----- PROVIDED RECORDS

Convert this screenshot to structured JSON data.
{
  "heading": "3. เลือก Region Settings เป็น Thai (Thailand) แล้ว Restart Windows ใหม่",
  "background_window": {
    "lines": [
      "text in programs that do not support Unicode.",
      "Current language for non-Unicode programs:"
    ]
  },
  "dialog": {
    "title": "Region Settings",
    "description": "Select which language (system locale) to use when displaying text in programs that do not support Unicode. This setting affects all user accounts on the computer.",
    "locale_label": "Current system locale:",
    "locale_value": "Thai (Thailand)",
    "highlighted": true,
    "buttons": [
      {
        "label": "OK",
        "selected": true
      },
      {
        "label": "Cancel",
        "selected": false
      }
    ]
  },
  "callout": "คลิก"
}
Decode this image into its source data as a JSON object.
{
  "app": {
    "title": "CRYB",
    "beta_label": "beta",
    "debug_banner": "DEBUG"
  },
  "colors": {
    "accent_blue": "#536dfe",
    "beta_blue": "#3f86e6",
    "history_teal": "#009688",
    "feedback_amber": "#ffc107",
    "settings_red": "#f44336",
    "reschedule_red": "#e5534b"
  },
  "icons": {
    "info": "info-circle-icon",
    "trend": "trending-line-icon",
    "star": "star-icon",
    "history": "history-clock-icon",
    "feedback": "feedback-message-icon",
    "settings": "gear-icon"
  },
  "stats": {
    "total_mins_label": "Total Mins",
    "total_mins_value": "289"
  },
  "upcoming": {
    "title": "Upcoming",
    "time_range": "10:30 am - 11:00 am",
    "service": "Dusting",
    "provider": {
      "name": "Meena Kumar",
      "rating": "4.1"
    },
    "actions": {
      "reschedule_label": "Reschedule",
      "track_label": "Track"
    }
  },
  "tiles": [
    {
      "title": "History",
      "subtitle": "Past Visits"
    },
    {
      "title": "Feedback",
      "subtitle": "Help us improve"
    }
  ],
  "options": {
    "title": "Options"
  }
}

----------

EXERCISE INSTRUCTIONS: Transcribe all the entries, keeping each one exactly as it is.

RESPONSE TO THE TASK:
Convert this screenshot to structured JSON data.
{
  "heading": "3. เลือก Region Settings เป็น Thai (Thailand) แล้ว Restart Windows ใหม่",
  "background_window": {
    "lines": [
      "text in programs that do not support Unicode.",
      "Current language for non-Unicode programs:"
    ]
  },
  "dialog": {
    "title": "Region Settings",
    "description": "Select which language (system locale) to use when displaying text in programs that do not support Unicode. This setting affects all user accounts on the computer.",
    "locale_label": "Current system locale:",
    "locale_value": "Thai (Thailand)",
    "highlighted": true,
    "buttons": [
      {
        "label": "OK",
        "selected": true
      },
      {
        "label": "Cancel",
        "selected": false
      }
    ]
  },
  "callout": "คลิก"
}
Decode this image into its source data as a JSON object.
{
  "app": {
    "title": "CRYB",
    "beta_label": "beta",
    "debug_banner": "DEBUG"
  },
  "colors": {
    "accent_blue": "#536dfe",
    "beta_blue": "#3f86e6",
    "history_teal": "#009688",
    "feedback_amber": "#ffc107",
    "settings_red": "#f44336",
    "reschedule_red": "#e5534b"
  },
  "icons": {
    "info": "info-circle-icon",
    "trend": "trending-line-icon",
    "star": "star-icon",
    "history": "history-clock-icon",
    "feedback": "feedback-message-icon",
    "settings": "gear-icon"
  },
  "stats": {
    "total_mins_label": "Total Mins",
    "total_mins_value": "289"
  },
  "upcoming": {
    "title": "Upcoming",
    "time_range": "10:30 am - 11:00 am",
    "service": "Dusting",
    "provider": {
      "name": "Meena Kumar",
      "rating": "4.1"
    },
    "actions": {
      "reschedule_label": "Reschedule",
      "track_label": "Track"
    }
  },
  "tiles": [
    {
      "title": "History",
      "subtitle": "Past Visits"
    },
    {
      "title": "Feedback",
      "subtitle": "Help us improve"
    }
  ],
  "options": {
    "title": "Options"
  }
}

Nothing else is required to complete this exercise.